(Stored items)
================================
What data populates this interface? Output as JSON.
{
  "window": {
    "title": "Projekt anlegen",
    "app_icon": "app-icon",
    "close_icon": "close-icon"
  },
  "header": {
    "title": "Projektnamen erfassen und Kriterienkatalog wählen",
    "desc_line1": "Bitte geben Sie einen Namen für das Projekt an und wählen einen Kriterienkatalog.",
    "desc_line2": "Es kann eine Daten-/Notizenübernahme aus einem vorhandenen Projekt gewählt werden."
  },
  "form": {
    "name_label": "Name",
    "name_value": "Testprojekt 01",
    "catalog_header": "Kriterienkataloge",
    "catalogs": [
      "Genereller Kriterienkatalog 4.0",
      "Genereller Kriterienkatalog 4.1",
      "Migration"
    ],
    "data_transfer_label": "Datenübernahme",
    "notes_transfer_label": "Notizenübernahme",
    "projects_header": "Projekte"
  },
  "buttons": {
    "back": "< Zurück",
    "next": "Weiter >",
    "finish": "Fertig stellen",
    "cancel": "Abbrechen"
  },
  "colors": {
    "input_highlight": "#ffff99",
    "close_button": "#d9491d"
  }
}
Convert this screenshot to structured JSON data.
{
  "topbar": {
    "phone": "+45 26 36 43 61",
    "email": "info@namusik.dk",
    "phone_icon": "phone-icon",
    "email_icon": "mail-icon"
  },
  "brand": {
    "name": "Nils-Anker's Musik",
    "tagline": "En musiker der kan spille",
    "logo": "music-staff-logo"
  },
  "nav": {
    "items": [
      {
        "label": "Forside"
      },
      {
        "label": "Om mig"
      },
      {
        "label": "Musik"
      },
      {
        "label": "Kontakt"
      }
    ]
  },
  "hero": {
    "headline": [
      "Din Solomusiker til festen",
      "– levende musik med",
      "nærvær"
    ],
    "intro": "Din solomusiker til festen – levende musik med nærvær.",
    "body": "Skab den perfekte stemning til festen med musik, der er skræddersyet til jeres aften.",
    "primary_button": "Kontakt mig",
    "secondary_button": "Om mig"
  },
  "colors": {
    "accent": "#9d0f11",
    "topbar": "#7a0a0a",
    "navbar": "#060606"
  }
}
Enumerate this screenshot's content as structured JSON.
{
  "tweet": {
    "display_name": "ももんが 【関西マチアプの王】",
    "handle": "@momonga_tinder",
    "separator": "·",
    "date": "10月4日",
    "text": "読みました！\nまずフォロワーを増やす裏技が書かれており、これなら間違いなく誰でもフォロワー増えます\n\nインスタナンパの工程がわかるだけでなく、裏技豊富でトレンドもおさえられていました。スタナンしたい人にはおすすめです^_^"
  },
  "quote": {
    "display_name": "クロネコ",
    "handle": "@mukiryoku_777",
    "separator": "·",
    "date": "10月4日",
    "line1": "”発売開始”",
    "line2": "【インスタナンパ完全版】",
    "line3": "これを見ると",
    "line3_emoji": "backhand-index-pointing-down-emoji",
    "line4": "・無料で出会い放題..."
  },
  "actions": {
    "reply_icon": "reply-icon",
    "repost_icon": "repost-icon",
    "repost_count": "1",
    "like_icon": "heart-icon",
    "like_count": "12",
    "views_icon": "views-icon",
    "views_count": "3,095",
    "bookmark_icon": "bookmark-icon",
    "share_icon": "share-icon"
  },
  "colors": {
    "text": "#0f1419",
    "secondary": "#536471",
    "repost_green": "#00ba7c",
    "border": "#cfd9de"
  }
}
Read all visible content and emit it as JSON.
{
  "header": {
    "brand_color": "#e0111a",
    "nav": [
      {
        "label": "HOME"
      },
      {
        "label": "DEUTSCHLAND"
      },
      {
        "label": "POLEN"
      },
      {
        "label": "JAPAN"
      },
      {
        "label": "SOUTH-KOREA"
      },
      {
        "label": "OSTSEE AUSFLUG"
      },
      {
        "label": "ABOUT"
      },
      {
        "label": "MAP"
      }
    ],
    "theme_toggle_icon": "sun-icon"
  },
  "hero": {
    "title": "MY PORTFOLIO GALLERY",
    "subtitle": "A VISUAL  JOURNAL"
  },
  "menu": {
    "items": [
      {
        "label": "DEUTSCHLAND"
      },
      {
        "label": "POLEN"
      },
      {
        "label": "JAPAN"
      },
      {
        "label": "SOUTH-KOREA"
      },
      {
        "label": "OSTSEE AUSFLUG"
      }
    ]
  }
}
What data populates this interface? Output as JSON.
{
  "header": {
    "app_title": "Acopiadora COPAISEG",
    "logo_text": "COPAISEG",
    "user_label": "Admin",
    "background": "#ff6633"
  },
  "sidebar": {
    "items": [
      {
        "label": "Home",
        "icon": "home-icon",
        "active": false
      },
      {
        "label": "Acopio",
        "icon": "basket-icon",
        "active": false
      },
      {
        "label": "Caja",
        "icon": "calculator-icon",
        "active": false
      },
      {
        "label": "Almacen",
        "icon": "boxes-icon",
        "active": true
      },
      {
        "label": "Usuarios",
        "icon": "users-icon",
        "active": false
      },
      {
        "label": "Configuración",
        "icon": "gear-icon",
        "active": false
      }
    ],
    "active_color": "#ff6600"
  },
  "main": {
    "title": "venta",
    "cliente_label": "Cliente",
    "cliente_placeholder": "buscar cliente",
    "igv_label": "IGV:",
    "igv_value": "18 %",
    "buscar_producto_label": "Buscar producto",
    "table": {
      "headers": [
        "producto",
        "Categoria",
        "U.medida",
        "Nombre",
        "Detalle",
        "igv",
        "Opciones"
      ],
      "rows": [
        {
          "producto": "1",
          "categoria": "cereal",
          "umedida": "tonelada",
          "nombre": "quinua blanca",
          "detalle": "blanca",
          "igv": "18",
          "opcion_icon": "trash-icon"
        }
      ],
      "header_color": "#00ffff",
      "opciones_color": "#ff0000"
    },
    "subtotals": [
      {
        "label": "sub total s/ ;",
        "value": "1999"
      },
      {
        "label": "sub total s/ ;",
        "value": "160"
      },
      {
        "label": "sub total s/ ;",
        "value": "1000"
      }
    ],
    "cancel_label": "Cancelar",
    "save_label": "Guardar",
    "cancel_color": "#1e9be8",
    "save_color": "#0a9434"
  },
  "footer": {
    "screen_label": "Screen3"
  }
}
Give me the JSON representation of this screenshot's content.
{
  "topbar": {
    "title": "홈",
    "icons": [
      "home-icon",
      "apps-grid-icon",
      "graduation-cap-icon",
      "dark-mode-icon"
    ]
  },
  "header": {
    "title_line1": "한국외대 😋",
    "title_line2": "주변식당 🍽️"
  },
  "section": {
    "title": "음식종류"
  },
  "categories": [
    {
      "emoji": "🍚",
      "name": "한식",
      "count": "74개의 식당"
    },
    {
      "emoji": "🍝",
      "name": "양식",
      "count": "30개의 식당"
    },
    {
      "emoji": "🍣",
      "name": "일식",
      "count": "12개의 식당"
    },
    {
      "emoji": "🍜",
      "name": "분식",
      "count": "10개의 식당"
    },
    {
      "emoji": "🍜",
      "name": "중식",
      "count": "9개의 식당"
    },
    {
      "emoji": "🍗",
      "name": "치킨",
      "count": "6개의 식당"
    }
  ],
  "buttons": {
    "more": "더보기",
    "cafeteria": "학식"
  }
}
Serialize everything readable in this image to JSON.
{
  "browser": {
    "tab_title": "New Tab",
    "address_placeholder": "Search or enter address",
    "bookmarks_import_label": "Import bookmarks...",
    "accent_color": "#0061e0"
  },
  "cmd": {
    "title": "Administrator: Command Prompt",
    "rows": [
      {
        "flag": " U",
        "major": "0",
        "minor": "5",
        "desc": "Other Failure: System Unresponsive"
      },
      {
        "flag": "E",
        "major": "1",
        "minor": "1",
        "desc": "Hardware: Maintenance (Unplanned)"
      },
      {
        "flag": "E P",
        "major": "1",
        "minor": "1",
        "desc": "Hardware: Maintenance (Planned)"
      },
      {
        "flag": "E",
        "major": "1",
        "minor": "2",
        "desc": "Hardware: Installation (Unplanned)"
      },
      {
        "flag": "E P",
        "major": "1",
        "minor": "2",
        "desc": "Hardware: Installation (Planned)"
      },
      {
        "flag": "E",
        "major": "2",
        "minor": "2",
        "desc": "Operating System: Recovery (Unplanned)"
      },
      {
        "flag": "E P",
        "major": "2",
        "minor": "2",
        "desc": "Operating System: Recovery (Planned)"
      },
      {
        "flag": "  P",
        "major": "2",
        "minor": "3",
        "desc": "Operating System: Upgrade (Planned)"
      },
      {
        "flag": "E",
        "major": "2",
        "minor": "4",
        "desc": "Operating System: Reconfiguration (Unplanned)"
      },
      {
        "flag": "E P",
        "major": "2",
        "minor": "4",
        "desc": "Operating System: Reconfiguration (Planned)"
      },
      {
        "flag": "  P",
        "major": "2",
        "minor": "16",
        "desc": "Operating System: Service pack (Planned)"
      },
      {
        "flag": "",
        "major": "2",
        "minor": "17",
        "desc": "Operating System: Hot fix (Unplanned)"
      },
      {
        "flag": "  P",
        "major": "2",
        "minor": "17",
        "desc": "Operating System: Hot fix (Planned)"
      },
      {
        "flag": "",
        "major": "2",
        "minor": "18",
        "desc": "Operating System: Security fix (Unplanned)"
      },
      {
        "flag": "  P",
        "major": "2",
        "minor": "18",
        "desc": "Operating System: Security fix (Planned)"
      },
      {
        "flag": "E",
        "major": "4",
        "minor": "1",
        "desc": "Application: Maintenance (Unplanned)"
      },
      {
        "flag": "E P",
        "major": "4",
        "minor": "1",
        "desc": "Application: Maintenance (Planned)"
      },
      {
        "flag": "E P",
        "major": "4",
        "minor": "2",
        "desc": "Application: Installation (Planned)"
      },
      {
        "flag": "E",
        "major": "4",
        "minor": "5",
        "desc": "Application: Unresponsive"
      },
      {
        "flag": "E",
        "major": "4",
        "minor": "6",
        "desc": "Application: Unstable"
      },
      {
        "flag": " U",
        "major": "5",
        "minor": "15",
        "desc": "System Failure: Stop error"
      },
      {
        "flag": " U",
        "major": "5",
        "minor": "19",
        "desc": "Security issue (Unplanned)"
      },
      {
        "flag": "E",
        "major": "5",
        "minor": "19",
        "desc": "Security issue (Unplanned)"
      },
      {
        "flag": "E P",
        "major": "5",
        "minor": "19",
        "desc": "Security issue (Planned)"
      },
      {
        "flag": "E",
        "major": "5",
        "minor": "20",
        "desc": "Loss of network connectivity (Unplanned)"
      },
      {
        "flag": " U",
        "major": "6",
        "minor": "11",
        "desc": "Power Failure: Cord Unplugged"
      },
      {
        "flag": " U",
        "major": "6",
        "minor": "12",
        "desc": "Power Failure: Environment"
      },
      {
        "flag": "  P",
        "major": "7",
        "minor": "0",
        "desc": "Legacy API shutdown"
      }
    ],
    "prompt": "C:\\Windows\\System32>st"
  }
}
================================
* **Written instruction**: Find every line that includes the string "Installation". Report how many there are and nothing else.

* **Reply to the task**: 3